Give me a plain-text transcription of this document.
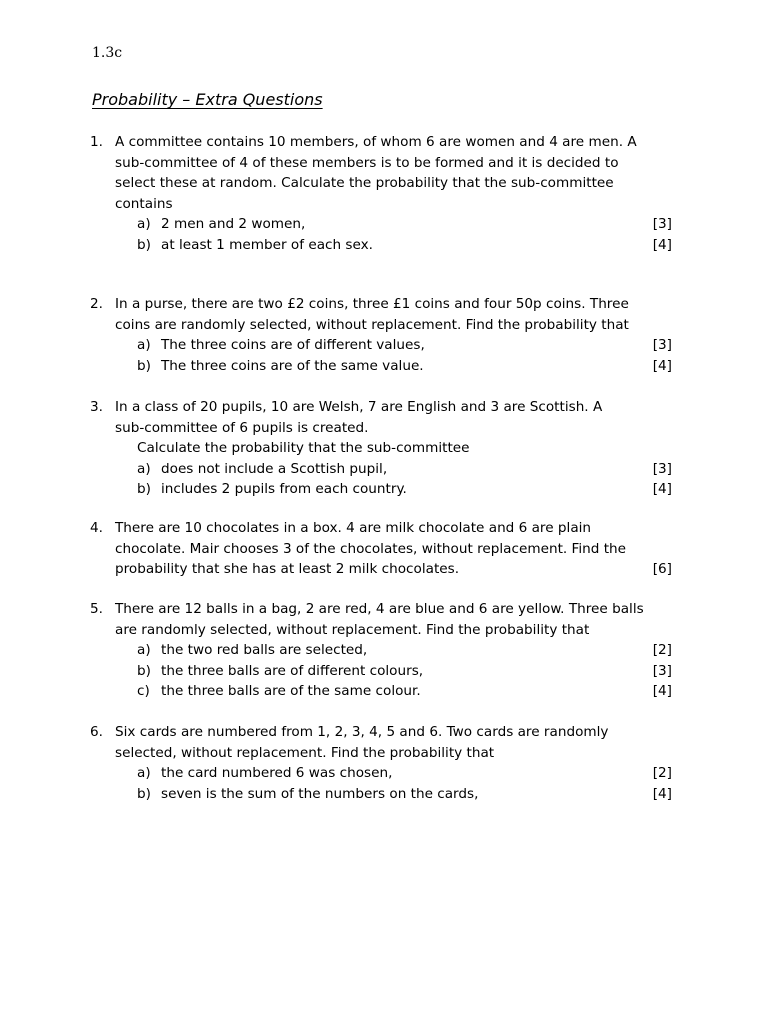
1.3c
Probability – Extra Questions
1. A committee contains 10 members, of whom 6 are women and 4 are men. A
sub-committee of 4 of these members is to be formed and it is decided to
select these at random. Calculate the probability that the sub-committee
contains
a) 2 men and 2 women,	[3]
b) at least 1 member of each sex.	[4]
2. In a purse, there are two £2 coins, three £1 coins and four 50p coins. Three
coins are randomly selected, without replacement. Find the probability that
a) The three coins are of different values,	[3]
b) The three coins are of the same value.	[4]
3. In a class of 20 pupils, 10 are Welsh, 7 are English and 3 are Scottish. A
sub-committee of 6 pupils is created.
Calculate the probability that the sub-committee
a) does not include a Scottish pupil,	[3]
b) includes 2 pupils from each country.	[4]
4. There are 10 chocolates in a box. 4 are milk chocolate and 6 are plain
chocolate. Mair chooses 3 of the chocolates, without replacement. Find the
probability that she has at least 2 milk chocolates.	[6]
5. There are 12 balls in a bag, 2 are red, 4 are blue and 6 are yellow. Three balls
are randomly selected, without replacement. Find the probability that
a) the two red balls are selected,	[2]
b) the three balls are of different colours,	[3]
c) the three balls are of the same colour.	[4]
6. Six cards are numbered from 1, 2, 3, 4, 5 and 6. Two cards are randomly
selected, without replacement. Find the probability that
a) the card numbered 6 was chosen,	[2]
b) seven is the sum of the numbers on the cards,	[4]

****************************************

WORK REQUIRED → Wherever the string "women" appears in the entries above, list that line.

THE REPLY →
1. A committee contains 10 members, of whom 6 are women and 4 are men. A
a) 2 men and 2 women,	[3]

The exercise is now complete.